PROBLEM TO WORK ON: The listing below should be written out exactly; please include all of it.

SUPPLIED DATA:

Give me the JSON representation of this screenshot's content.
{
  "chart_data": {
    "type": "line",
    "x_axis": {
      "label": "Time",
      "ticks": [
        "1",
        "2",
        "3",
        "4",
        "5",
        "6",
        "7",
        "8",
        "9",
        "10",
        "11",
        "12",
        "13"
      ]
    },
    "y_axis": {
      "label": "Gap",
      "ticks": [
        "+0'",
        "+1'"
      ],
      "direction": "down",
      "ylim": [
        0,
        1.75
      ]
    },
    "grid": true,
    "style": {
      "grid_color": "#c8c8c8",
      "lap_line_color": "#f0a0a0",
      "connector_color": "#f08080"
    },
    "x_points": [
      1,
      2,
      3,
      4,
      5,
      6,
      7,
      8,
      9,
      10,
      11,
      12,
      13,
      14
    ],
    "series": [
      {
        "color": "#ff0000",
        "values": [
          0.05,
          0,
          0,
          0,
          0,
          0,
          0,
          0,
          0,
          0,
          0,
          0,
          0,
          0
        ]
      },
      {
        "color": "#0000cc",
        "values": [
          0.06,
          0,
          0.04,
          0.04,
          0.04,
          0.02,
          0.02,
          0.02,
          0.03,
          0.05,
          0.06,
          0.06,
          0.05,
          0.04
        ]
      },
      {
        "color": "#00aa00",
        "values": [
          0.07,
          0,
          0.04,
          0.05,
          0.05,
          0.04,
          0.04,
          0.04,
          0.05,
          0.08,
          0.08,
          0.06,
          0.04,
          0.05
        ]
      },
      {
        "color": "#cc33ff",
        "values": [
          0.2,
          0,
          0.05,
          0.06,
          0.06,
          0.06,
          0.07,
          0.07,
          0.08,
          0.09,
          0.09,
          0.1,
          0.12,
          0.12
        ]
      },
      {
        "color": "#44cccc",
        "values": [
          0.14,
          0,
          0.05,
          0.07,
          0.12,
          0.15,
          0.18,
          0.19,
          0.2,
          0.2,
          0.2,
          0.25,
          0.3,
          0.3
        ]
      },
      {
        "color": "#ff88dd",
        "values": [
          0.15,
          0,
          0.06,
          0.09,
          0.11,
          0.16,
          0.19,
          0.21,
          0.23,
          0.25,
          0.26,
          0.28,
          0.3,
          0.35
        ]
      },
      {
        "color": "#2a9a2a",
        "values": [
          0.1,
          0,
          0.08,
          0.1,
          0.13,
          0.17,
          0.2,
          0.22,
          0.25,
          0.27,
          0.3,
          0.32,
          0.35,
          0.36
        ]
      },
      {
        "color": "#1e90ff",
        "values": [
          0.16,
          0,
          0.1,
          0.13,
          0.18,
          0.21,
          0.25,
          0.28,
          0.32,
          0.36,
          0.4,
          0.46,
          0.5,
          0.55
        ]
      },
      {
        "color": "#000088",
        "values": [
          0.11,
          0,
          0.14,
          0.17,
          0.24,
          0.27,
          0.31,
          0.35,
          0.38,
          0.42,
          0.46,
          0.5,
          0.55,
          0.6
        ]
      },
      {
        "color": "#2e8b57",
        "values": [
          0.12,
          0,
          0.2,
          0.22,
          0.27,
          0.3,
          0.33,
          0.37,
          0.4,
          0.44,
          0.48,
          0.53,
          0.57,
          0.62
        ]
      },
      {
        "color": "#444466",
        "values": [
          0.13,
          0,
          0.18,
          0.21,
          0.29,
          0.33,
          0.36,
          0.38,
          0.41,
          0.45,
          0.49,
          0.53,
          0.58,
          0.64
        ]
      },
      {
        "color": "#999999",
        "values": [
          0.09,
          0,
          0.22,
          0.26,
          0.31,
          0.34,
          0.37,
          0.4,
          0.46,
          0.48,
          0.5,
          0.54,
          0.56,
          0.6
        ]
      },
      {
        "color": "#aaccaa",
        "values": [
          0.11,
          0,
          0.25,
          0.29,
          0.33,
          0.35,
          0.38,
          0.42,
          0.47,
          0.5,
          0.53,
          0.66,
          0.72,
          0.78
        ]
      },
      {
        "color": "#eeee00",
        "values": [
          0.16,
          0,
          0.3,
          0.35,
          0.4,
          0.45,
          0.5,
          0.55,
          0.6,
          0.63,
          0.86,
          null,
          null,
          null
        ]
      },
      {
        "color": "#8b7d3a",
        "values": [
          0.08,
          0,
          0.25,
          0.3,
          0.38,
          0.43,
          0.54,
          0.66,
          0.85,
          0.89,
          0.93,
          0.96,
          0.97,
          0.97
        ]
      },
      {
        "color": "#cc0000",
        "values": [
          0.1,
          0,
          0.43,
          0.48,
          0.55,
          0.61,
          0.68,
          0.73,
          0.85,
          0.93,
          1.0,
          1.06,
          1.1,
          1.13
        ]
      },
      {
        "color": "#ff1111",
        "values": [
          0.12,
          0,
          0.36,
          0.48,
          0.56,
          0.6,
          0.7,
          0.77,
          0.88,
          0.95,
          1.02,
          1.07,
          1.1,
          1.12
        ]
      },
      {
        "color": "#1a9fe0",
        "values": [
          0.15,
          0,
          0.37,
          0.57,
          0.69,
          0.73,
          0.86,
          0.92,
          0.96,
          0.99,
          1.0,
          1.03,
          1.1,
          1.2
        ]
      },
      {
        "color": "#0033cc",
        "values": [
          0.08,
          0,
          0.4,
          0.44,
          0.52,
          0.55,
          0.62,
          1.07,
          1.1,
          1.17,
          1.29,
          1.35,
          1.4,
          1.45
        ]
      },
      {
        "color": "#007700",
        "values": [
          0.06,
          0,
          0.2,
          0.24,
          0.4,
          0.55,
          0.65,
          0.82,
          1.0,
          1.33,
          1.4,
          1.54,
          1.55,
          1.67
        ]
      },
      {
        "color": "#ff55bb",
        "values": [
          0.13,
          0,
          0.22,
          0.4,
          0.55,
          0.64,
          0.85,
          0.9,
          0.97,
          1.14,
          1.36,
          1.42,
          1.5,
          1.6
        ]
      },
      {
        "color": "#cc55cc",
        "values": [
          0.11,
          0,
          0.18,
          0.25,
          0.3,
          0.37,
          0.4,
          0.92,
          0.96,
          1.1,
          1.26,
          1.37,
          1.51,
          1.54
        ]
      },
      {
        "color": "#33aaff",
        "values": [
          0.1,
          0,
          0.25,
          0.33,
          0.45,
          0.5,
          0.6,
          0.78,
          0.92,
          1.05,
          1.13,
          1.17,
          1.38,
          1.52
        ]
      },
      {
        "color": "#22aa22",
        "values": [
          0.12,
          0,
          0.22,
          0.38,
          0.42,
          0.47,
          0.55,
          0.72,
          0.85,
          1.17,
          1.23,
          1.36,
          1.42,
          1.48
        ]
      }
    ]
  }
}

COMPLETE RESPONSE:
Give me the JSON representation of this screenshot's content.
{
  "chart_data": {
    "type": "line",
    "x_axis": {
      "label": "Time",
      "ticks": [
        "1",
        "2",
        "3",
        "4",
        "5",
        "6",
        "7",
        "8",
        "9",
        "10",
        "11",
        "12",
        "13"
      ]
    },
    "y_axis": {
      "label": "Gap",
      "ticks": [
        "+0'",
        "+1'"
      ],
      "direction": "down",
      "ylim": [
        0,
        1.75
      ]
    },
    "grid": true,
    "style": {
      "grid_color": "#c8c8c8",
      "lap_line_color": "#f0a0a0",
      "connector_color": "#f08080"
    },
    "x_points": [
      1,
      2,
      3,
      4,
      5,
      6,
      7,
      8,
      9,
      10,
      11,
      12,
      13,
      14
    ],
    "series": [
      {
        "color": "#ff0000",
        "values": [
          0.05,
          0,
          0,
          0,
          0,
          0,
          0,
          0,
          0,
          0,
          0,
          0,
          0,
          0
        ]
      },
      {
        "color": "#0000cc",
        "values": [
          0.06,
          0,
          0.04,
          0.04,
          0.04,
          0.02,
          0.02,
          0.02,
          0.03,
          0.05,
          0.06,
          0.06,
          0.05,
          0.04
        ]
      },
      {
        "color": "#00aa00",
        "values": [
          0.07,
          0,
          0.04,
          0.05,
          0.05,
          0.04,
          0.04,
          0.04,
          0.05,
          0.08,
          0.08,
          0.06,
          0.04,
          0.05
        ]
      },
      {
        "color": "#cc33ff",
        "values": [
          0.2,
          0,
          0.05,
          0.06,
          0.06,
          0.06,
          0.07,
          0.07,
          0.08,
          0.09,
          0.09,
          0.1,
          0.12,
          0.12
        ]
      },
      {
        "color": "#44cccc",
        "values": [
          0.14,
          0,
          0.05,
          0.07,
          0.12,
          0.15,
          0.18,
          0.19,
          0.2,
          0.2,
          0.2,
          0.25,
          0.3,
          0.3
        ]
      },
      {
        "color": "#ff88dd",
        "values": [
          0.15,
          0,
          0.06,
          0.09,
          0.11,
          0.16,
          0.19,
          0.21,
          0.23,
          0.25,
          0.26,
          0.28,
          0.3,
          0.35
        ]
      },
      {
        "color": "#2a9a2a",
        "values": [
          0.1,
          0,
          0.08,
          0.1,
          0.13,
          0.17,
          0.2,
          0.22,
          0.25,
          0.27,
          0.3,
          0.32,
          0.35,
          0.36
        ]
      },
      {
        "color": "#1e90ff",
        "values": [
          0.16,
          0,
          0.1,
          0.13,
          0.18,
          0.21,
          0.25,
          0.28,
          0.32,
          0.36,
          0.4,
          0.46,
          0.5,
          0.55
        ]
      },
      {
        "color": "#000088",
        "values": [
          0.11,
          0,
          0.14,
          0.17,
          0.24,
          0.27,
          0.31,
          0.35,
          0.38,
          0.42,
          0.46,
          0.5,
          0.55,
          0.6
        ]
      },
      {
        "color": "#2e8b57",
        "values": [
          0.12,
          0,
          0.2,
          0.22,
          0.27,
          0.3,
          0.33,
          0.37,
          0.4,
          0.44,
          0.48,
          0.53,
          0.57,
          0.62
        ]
      },
      {
        "color": "#444466",
        "values": [
          0.13,
          0,
          0.18,
          0.21,
          0.29,
          0.33,
          0.36,
          0.38,
          0.41,
          0.45,
          0.49,
          0.53,
          0.58,
          0.64
        ]
      },
      {
        "color": "#999999",
        "values": [
          0.09,
          0,
          0.22,
          0.26,
          0.31,
          0.34,
          0.37,
          0.4,
          0.46,
          0.48,
          0.5,
          0.54,
          0.56,
          0.6
        ]
      },
      {
        "color": "#aaccaa",
        "values": [
          0.11,
          0,
          0.25,
          0.29,
          0.33,
          0.35,
          0.38,
          0.42,
          0.47,
          0.5,
          0.53,
          0.66,
          0.72,
          0.78
        ]
      },
      {
        "color": "#eeee00",
        "values": [
          0.16,
          0,
          0.3,
          0.35,
          0.4,
          0.45,
          0.5,
          0.55,
          0.6,
          0.63,
          0.86,
          null,
          null,
          null
        ]
      },
      {
        "color": "#8b7d3a",
        "values": [
          0.08,
          0,
          0.25,
          0.3,
          0.38,
          0.43,
          0.54,
          0.66,
          0.85,
          0.89,
          0.93,
          0.96,
          0.97,
          0.97
        ]
      },
      {
        "color": "#cc0000",
        "values": [
          0.1,
          0,
          0.43,
          0.48,
          0.55,
          0.61,
          0.68,
          0.73,
          0.85,
          0.93,
          1.0,
          1.06,
          1.1,
          1.13
        ]
      },
      {
        "color": "#ff1111",
        "values": [
          0.12,
          0,
          0.36,
          0.48,
          0.56,
          0.6,
          0.7,
          0.77,
          0.88,
          0.95,
          1.02,
          1.07,
          1.1,
          1.12
        ]
      },
      {
        "color": "#1a9fe0",
        "values": [
          0.15,
          0,
          0.37,
          0.57,
          0.69,
          0.73,
          0.86,
          0.92,
          0.96,
          0.99,
          1.0,
          1.03,
          1.1,
          1.2
        ]
      },
      {
        "color": "#0033cc",
        "values": [
          0.08,
          0,
          0.4,
          0.44,
          0.52,
          0.55,
          0.62,
          1.07,
          1.1,
          1.17,
          1.29,
          1.35,
          1.4,
          1.45
        ]
      },
      {
        "color": "#007700",
        "values": [
          0.06,
          0,
          0.2,
          0.24,
          0.4,
          0.55,
          0.65,
          0.82,
          1.0,
          1.33,
          1.4,
          1.54,
          1.55,
          1.67
        ]
      },
      {
        "color": "#ff55bb",
        "values": [
          0.13,
          0,
          0.22,
          0.4,
          0.55,
          0.64,
          0.85,
          0.9,
          0.97,
          1.14,
          1.36,
          1.42,
          1.5,
          1.6
        ]
      },
      {
        "color": "#cc55cc",
        "values": [
          0.11,
          0,
          0.18,
          0.25,
          0.3,
          0.37,
          0.4,
          0.92,
          0.96,
          1.1,
          1.26,
          1.37,
          1.51,
          1.54
        ]
      },
      {
        "color": "#33aaff",
        "values": [
          0.1,
          0,
          0.25,
          0.33,
          0.45,
          0.5,
          0.6,
          0.78,
          0.92,
          1.05,
          1.13,
          1.17,
          1.38,
          1.52
        ]
      },
      {
        "color": "#22aa22",
        "values": [
          0.12,
          0,
          0.22,
          0.38,
          0.42,
          0.47,
          0.55,
          0.72,
          0.85,
          1.17,
          1.23,
          1.36,
          1.42,
          1.48
        ]
      }
    ]
  }
}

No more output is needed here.